O uso da moderna biotecnologia propiciou a superação de um dos grandes entraves da natureza em contraposição ao capital, sobretudo por ser a agricultura um dos setores que têm como característica peculiar sua maior dependência dos fatores naturais, como o tempo de produção da mercadoria, como as chuvas, geadas, secas e pragas nas lavouras. Porém, com a reestruturação produtiva da agropecuária e, em especial, o desenvolvimento da biotecnologia, o tempo de produção foi bastante afetado, minimizando tal limitação, como consta em Silva (1981:187) ao afirmar: "Quanto maior for a diferença entre o tempo de produção e o tempo de trabalho efetivo, menor será o período de valorização do capital". Assim, com a diminuição do tempo de produção das mercadorias há interferência na rotação do capital, que poderá se dar com maior velocidade. Ao ter a reestruturação produtiva da agropecuária pautado o processo de tecnificação do campo, ante a inserção da ciência, da tecnologia e da informação, verificam–se, paralelamente, várias reorientações na dinâmica dos espaços agrários.
□ □ □ □ □
Enunciado do exercício ::
Responda com base no texto selecionado:
(a) Além do tempo de produção da mercadoria, que fatores naturais o texto menciona?
(b) Segundo a citação de Silva (1981:187), o que ocorre quando aumenta a diferença entre o tempo de produção e o tempo de trabalho efetivo?
(c) Em que a diminuição do tempo de produção das mercadorias interfere?
□ □ □ □ □
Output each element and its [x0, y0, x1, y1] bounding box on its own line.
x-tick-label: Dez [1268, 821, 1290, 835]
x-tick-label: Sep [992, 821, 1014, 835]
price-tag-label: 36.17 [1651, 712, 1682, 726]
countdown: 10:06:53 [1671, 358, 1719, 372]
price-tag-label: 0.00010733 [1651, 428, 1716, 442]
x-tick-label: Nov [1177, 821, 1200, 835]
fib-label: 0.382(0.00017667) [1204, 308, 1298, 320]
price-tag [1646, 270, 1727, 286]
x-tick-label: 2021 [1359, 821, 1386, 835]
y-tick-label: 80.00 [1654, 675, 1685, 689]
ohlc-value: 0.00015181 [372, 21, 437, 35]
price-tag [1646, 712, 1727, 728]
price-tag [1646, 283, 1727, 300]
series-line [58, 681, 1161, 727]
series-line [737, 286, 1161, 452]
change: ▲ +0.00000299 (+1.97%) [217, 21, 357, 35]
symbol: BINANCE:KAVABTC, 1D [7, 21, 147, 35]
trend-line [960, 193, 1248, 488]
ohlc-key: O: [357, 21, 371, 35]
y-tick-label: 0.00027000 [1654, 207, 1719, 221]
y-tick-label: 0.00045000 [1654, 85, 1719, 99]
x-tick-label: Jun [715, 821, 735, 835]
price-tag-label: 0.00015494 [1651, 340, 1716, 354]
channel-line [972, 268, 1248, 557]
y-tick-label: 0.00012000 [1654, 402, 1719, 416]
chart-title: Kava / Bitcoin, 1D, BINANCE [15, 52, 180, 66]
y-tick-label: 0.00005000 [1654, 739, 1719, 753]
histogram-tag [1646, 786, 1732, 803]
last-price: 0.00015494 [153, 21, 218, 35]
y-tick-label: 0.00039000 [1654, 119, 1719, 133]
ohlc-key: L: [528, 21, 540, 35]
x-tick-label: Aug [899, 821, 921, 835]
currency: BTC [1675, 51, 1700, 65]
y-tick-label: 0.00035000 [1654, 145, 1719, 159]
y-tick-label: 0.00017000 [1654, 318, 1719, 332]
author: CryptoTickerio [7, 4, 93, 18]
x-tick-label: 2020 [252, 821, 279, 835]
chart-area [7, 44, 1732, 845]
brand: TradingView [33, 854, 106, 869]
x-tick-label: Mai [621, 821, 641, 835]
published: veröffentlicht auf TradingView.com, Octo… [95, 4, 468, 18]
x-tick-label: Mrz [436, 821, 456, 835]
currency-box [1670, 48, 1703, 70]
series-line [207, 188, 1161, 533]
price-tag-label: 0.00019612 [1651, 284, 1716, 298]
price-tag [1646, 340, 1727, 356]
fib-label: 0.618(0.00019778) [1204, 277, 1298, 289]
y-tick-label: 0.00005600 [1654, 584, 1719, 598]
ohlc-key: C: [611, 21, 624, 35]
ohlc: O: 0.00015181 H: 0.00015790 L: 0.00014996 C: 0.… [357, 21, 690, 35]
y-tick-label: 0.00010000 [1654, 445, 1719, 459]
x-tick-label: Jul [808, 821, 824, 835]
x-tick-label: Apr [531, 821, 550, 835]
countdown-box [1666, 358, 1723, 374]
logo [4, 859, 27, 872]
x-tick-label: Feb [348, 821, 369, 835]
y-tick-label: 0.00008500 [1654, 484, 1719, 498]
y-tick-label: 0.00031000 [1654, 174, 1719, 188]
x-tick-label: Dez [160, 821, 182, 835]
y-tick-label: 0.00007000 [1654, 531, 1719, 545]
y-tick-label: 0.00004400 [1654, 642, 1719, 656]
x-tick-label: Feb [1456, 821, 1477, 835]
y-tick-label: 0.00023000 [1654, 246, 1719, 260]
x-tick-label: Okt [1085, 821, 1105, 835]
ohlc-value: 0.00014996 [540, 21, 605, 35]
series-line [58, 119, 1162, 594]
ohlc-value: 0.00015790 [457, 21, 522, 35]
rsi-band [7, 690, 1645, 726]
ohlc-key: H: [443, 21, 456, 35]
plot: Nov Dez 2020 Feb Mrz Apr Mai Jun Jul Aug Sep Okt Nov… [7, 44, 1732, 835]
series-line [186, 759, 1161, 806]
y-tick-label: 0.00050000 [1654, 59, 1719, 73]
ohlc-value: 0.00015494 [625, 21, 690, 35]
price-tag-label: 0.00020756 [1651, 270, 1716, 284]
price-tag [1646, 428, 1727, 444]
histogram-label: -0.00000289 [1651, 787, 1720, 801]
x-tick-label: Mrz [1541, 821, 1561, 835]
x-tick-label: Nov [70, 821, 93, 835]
□ □ □ □ □
Resposta do exercício ::
(a) As chuvas, geadas, secas e pragas nas lavouras.
(b) Menor será o período de valorização do capital.
(c) Na rotação do capital, que poderá se dar com maior velocidade.